Objective
Pick out every line of the entries below where "легнала" occurs, and copy those lines.

[Data entries]

::::::::

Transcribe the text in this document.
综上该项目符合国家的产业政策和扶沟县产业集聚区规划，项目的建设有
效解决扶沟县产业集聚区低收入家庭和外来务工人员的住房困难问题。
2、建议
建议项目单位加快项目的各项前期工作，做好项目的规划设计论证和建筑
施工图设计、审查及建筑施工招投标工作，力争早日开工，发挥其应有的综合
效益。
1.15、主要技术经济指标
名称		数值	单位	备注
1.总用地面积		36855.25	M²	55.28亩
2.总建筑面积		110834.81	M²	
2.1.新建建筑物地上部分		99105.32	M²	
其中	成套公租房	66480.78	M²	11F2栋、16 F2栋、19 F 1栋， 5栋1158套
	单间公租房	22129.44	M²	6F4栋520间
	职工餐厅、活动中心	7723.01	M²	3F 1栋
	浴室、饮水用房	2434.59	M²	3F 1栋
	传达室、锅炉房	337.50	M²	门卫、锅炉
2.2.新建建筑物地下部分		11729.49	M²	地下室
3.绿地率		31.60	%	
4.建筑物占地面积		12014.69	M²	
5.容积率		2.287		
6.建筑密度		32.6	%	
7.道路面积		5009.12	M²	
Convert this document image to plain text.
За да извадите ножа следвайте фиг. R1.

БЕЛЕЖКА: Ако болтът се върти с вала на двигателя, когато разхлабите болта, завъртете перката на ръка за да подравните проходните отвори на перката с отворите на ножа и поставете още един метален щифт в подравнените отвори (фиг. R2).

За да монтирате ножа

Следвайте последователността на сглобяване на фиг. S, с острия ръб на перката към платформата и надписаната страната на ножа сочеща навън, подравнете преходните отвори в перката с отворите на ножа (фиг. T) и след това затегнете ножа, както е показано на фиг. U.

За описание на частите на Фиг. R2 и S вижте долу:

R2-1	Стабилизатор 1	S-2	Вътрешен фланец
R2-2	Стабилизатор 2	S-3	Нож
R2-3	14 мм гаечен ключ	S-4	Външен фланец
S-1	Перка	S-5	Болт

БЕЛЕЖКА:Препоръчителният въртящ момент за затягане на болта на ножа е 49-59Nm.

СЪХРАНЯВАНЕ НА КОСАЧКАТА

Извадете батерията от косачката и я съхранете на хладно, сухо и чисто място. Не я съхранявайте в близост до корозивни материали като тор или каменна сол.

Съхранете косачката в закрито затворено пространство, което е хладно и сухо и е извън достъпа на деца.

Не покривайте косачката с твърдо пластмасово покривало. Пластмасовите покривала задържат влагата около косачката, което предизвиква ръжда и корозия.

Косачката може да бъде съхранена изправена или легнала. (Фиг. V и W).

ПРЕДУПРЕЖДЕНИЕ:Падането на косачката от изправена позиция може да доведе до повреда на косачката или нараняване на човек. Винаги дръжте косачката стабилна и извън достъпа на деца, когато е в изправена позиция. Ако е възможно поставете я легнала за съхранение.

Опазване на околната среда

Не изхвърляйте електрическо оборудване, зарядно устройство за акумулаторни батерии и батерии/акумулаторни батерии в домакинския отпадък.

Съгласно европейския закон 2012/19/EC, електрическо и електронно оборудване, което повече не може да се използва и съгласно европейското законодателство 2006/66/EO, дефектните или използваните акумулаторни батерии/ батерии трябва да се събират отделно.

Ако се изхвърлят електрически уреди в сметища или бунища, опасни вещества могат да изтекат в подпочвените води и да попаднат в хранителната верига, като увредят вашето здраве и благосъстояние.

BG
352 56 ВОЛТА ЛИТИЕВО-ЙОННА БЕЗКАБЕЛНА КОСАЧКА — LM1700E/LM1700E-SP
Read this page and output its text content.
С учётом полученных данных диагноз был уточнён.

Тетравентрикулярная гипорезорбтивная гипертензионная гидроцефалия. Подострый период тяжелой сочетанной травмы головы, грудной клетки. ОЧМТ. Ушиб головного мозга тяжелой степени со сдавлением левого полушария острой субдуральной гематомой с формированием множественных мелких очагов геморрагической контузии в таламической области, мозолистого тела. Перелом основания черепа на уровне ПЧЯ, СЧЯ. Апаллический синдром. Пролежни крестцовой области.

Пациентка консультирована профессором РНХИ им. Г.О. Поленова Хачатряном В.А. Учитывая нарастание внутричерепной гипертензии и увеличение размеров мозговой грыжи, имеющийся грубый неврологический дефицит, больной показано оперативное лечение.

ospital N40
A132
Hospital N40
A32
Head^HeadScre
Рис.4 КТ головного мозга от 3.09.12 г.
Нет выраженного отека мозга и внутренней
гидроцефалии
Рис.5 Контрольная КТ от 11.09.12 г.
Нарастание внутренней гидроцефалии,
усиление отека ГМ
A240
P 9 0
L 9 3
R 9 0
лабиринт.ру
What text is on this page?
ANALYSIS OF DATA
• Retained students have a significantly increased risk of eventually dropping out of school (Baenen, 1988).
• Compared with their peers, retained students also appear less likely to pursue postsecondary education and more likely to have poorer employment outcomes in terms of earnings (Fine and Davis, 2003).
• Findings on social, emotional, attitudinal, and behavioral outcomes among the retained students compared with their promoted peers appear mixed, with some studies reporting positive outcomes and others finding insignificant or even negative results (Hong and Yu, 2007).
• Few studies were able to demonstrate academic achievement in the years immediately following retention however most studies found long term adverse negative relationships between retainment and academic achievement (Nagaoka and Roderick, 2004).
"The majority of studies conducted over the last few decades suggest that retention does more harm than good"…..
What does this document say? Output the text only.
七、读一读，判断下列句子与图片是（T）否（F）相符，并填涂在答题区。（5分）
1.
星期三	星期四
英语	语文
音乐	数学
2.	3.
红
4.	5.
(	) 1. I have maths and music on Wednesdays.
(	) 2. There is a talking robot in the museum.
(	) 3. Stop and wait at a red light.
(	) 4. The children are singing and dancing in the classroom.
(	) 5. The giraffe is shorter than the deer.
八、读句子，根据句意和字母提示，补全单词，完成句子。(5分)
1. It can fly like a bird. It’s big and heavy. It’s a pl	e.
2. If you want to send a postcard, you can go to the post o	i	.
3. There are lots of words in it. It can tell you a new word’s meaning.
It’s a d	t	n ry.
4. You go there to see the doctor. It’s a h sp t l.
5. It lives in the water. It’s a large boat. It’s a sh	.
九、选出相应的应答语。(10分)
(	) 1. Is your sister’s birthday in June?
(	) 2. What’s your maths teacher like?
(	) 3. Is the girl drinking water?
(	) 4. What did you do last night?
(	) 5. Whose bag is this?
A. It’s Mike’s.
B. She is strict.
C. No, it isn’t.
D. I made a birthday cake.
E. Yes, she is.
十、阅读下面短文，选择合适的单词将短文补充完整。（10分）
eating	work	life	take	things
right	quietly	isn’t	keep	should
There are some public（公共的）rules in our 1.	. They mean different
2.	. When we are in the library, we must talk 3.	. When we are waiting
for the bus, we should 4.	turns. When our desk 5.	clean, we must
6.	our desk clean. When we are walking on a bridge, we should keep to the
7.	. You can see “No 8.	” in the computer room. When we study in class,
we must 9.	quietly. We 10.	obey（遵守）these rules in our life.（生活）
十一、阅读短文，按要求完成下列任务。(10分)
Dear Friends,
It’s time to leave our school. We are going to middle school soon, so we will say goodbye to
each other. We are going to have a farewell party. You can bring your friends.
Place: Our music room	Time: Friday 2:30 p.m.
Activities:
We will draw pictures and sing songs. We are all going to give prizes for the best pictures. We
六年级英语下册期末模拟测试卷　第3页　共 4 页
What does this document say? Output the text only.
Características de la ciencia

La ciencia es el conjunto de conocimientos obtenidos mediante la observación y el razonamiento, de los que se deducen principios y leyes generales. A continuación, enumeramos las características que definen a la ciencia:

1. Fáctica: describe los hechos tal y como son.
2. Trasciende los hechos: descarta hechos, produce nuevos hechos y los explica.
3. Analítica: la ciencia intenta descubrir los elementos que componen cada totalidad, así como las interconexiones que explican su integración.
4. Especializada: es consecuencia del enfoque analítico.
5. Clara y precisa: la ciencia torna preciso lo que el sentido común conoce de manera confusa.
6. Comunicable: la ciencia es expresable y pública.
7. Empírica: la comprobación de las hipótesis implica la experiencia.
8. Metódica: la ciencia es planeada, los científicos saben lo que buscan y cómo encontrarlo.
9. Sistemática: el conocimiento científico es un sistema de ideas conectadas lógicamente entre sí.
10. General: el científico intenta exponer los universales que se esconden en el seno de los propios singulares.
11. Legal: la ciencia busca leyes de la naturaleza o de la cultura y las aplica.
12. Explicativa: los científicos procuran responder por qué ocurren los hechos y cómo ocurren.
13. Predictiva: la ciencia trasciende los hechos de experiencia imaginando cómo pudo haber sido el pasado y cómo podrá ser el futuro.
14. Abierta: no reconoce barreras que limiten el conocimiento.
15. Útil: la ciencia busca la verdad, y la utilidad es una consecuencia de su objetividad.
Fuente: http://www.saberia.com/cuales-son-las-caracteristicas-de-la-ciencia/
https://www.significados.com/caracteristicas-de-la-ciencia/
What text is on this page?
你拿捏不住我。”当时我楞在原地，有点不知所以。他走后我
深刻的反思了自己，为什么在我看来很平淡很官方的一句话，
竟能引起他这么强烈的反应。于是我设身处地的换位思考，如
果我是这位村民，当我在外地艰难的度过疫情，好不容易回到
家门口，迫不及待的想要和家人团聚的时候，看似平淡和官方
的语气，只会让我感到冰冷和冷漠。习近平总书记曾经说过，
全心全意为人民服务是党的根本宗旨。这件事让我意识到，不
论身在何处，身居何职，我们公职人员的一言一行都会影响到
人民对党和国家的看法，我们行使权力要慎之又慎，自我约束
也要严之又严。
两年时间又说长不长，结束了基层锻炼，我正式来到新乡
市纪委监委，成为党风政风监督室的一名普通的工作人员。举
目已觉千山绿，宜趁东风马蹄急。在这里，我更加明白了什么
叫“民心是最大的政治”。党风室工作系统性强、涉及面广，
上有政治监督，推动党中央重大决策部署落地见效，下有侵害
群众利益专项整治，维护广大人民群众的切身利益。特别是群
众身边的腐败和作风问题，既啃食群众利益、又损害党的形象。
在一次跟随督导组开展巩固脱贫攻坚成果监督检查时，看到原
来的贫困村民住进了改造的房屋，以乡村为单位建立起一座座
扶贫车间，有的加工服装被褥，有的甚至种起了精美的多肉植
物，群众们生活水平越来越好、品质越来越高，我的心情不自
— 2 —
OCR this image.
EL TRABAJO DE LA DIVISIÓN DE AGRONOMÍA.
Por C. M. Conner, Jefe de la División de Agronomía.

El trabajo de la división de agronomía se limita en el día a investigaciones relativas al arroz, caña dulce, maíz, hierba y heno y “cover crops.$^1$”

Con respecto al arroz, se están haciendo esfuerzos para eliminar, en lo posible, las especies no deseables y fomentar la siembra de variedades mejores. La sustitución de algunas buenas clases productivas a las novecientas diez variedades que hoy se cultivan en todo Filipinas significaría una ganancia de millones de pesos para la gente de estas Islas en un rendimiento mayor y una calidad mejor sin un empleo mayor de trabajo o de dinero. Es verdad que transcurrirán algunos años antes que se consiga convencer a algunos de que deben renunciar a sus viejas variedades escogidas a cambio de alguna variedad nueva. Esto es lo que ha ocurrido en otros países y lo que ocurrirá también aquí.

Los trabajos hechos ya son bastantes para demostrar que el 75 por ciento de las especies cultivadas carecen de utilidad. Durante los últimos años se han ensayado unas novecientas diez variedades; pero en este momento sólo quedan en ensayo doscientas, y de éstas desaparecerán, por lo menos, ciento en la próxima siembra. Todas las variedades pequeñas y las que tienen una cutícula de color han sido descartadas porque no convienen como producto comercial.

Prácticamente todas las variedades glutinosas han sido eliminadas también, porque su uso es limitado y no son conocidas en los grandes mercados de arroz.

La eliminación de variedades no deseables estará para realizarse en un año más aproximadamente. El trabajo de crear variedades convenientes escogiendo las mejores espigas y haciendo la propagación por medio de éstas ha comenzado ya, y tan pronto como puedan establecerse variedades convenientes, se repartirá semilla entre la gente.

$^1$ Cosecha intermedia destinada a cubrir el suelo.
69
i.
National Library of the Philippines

::::::::

Result for this exercise
Косачката може да бъде съхранена изправена или легнала. (Фиг. V и W).
ПРЕДУПРЕЖДЕНИЕ:Падането на косачката от изправена позиция може да доведе до повреда на косачката или нараняване на човек. Винаги дръжте косачката стабилна и извън достъпа на деца, когато е в изправена позиция. Ако е възможно поставете я легнала за съхранение.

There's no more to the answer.